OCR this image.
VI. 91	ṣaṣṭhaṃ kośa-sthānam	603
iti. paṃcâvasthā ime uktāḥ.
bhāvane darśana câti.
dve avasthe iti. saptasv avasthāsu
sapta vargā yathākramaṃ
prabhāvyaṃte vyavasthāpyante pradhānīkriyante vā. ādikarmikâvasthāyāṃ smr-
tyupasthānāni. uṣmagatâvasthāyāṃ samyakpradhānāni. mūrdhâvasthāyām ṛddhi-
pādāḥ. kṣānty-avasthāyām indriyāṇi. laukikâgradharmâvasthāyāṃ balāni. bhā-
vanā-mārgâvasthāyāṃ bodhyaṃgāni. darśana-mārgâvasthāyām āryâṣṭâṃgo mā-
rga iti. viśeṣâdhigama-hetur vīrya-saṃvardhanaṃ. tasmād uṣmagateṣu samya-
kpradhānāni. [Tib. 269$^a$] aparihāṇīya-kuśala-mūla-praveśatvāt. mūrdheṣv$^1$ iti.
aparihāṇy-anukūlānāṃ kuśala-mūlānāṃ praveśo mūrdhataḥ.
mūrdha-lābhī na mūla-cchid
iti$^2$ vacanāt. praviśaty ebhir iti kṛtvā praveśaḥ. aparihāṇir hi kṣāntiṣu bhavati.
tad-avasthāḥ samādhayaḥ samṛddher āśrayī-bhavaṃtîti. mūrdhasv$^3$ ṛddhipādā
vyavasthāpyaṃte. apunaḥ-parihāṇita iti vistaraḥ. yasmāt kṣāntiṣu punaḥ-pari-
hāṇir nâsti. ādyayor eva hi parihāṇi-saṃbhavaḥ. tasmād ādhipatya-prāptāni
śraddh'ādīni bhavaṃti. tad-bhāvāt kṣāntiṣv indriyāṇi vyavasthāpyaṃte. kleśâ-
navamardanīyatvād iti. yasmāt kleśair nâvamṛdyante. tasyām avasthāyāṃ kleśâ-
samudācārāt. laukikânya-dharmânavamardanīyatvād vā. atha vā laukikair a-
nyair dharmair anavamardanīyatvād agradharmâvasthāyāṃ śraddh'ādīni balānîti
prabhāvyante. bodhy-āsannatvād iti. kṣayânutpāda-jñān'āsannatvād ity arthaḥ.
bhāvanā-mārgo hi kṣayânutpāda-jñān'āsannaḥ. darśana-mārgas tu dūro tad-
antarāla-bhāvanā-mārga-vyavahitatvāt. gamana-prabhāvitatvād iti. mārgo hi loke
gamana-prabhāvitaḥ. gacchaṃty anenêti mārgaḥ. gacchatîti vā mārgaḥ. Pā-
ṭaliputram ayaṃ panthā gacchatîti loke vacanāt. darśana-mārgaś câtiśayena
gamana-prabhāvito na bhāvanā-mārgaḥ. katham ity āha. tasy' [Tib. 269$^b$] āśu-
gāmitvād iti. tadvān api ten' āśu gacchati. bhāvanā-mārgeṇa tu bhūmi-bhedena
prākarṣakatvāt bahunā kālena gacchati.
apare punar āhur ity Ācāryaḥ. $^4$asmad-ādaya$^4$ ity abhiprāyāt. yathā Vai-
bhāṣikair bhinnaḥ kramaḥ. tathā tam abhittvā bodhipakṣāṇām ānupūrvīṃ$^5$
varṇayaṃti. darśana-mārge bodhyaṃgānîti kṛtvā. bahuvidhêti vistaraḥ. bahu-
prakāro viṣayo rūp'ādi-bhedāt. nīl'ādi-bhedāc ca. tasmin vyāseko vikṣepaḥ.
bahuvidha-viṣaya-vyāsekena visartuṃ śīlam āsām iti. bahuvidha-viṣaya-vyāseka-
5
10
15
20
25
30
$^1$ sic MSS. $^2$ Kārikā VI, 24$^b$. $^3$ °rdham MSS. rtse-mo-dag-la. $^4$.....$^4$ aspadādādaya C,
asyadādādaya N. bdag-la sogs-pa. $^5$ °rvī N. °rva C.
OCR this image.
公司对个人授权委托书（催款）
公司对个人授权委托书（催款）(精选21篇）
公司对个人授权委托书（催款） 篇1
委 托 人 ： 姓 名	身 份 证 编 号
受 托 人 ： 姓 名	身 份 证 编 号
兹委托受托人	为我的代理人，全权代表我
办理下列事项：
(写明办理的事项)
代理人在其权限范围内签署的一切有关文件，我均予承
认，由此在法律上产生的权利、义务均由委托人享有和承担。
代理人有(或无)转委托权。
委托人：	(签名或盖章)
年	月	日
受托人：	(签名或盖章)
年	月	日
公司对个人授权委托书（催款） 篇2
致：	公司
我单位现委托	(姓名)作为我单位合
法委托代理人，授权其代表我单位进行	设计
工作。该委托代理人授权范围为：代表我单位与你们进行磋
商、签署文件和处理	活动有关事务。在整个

□ □ □ □ □ □ □

• **AIM OF THE TASK**
Copy the material above verbatim.

• **TASK OUTPUT**
OCR this image.
VI. 91	ṣaṣṭhaṃ kośa-sthānam	603
iti. paṃcâvasthā ime uktāḥ.
bhāvane darśana câti.
dve avasthe iti. saptasv avasthāsu
sapta vargā yathākramaṃ
prabhāvyaṃte vyavasthāpyante pradhānīkriyante vā. ādikarmikâvasthāyāṃ smr-
tyupasthānāni. uṣmagatâvasthāyāṃ samyakpradhānāni. mūrdhâvasthāyām ṛddhi-
pādāḥ. kṣānty-avasthāyām indriyāṇi. laukikâgradharmâvasthāyāṃ balāni. bhā-
vanā-mārgâvasthāyāṃ bodhyaṃgāni. darśana-mārgâvasthāyām āryâṣṭâṃgo mā-
rga iti. viśeṣâdhigama-hetur vīrya-saṃvardhanaṃ. tasmād uṣmagateṣu samya-
kpradhānāni. [Tib. 269$^a$] aparihāṇīya-kuśala-mūla-praveśatvāt. mūrdheṣv$^1$ iti.
aparihāṇy-anukūlānāṃ kuśala-mūlānāṃ praveśo mūrdhataḥ.
mūrdha-lābhī na mūla-cchid
iti$^2$ vacanāt. praviśaty ebhir iti kṛtvā praveśaḥ. aparihāṇir hi kṣāntiṣu bhavati.
tad-avasthāḥ samādhayaḥ samṛddher āśrayī-bhavaṃtîti. mūrdhasv$^3$ ṛddhipādā
vyavasthāpyaṃte. apunaḥ-parihāṇita iti vistaraḥ. yasmāt kṣāntiṣu punaḥ-pari-
hāṇir nâsti. ādyayor eva hi parihāṇi-saṃbhavaḥ. tasmād ādhipatya-prāptāni
śraddh'ādīni bhavaṃti. tad-bhāvāt kṣāntiṣv indriyāṇi vyavasthāpyaṃte. kleśâ-
navamardanīyatvād iti. yasmāt kleśair nâvamṛdyante. tasyām avasthāyāṃ kleśâ-
samudācārāt. laukikânya-dharmânavamardanīyatvād vā. atha vā laukikair a-
nyair dharmair anavamardanīyatvād agradharmâvasthāyāṃ śraddh'ādīni balānîti
prabhāvyante. bodhy-āsannatvād iti. kṣayânutpāda-jñān'āsannatvād ity arthaḥ.
bhāvanā-mārgo hi kṣayânutpāda-jñān'āsannaḥ. darśana-mārgas tu dūro tad-
antarāla-bhāvanā-mārga-vyavahitatvāt. gamana-prabhāvitatvād iti. mārgo hi loke
gamana-prabhāvitaḥ. gacchaṃty anenêti mārgaḥ. gacchatîti vā mārgaḥ. Pā-
ṭaliputram ayaṃ panthā gacchatîti loke vacanāt. darśana-mārgaś câtiśayena
gamana-prabhāvito na bhāvanā-mārgaḥ. katham ity āha. tasy' [Tib. 269$^b$] āśu-
gāmitvād iti. tadvān api ten' āśu gacchati. bhāvanā-mārgeṇa tu bhūmi-bhedena
prākarṣakatvāt bahunā kālena gacchati.
apare punar āhur ity Ācāryaḥ. $^4$asmad-ādaya$^4$ ity abhiprāyāt. yathā Vai-
bhāṣikair bhinnaḥ kramaḥ. tathā tam abhittvā bodhipakṣāṇām ānupūrvīṃ$^5$
varṇayaṃti. darśana-mārge bodhyaṃgānîti kṛtvā. bahuvidhêti vistaraḥ. bahu-
prakāro viṣayo rūp'ādi-bhedāt. nīl'ādi-bhedāc ca. tasmin vyāseko vikṣepaḥ.
bahuvidha-viṣaya-vyāsekena visartuṃ śīlam āsām iti. bahuvidha-viṣaya-vyāseka-
5
10
15
20
25
30
$^1$ sic MSS. $^2$ Kārikā VI, 24$^b$. $^3$ °rdham MSS. rtse-mo-dag-la. $^4$.....$^4$ aspadādādaya C,
asyadādādaya N. bdag-la sogs-pa. $^5$ °rvī N. °rva C.
OCR this image.
公司对个人授权委托书（催款）
公司对个人授权委托书（催款）(精选21篇）
公司对个人授权委托书（催款） 篇1
委 托 人 ： 姓 名	身 份 证 编 号
受 托 人 ： 姓 名	身 份 证 编 号
兹委托受托人	为我的代理人，全权代表我
办理下列事项：
(写明办理的事项)
代理人在其权限范围内签署的一切有关文件，我均予承
认，由此在法律上产生的权利、义务均由委托人享有和承担。
代理人有(或无)转委托权。
委托人：	(签名或盖章)
年	月	日
受托人：	(签名或盖章)
年	月	日
公司对个人授权委托书（催款） 篇2
致：	公司
我单位现委托	(姓名)作为我单位合
法委托代理人，授权其代表我单位进行	设计
工作。该委托代理人授权范围为：代表我单位与你们进行磋
商、签署文件和处理	活动有关事务。在整个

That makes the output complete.